Copy the listing verbatim, excluding any images found in it.

◆ ◆ ◆ ◆ ◆

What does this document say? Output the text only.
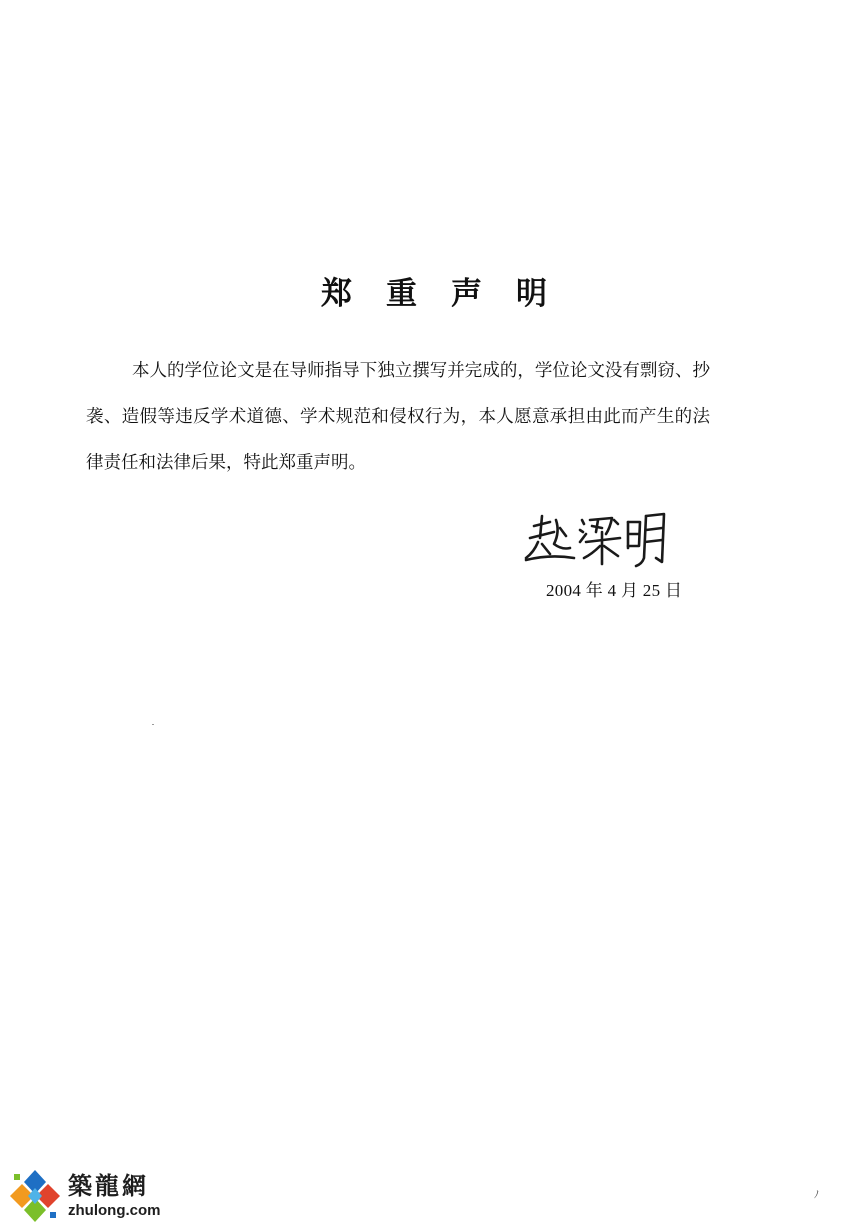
郑重声明

本人的学位论文是在导师指导下独立撰写并完成的，学位论文没有剽窃、抄袭、造假等违反学术道德、学术规范和侵权行为，本人愿意承担由此而产生的法律责任和法律后果，特此郑重声明。

2004 年 4 月 25 日
ﾉ
築龍網
zhulong.com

◆ ◆ ◆ ◆ ◆

Written answer:
What does this document say? Output the text only.
郑重声明

本人的学位论文是在导师指导下独立撰写并完成的，学位论文没有剽窃、抄袭、造假等违反学术道德、学术规范和侵权行为，本人愿意承担由此而产生的法律责任和法律后果，特此郑重声明。

2004 年 4 月 25 日
ﾉ
築龍網
zhulong.com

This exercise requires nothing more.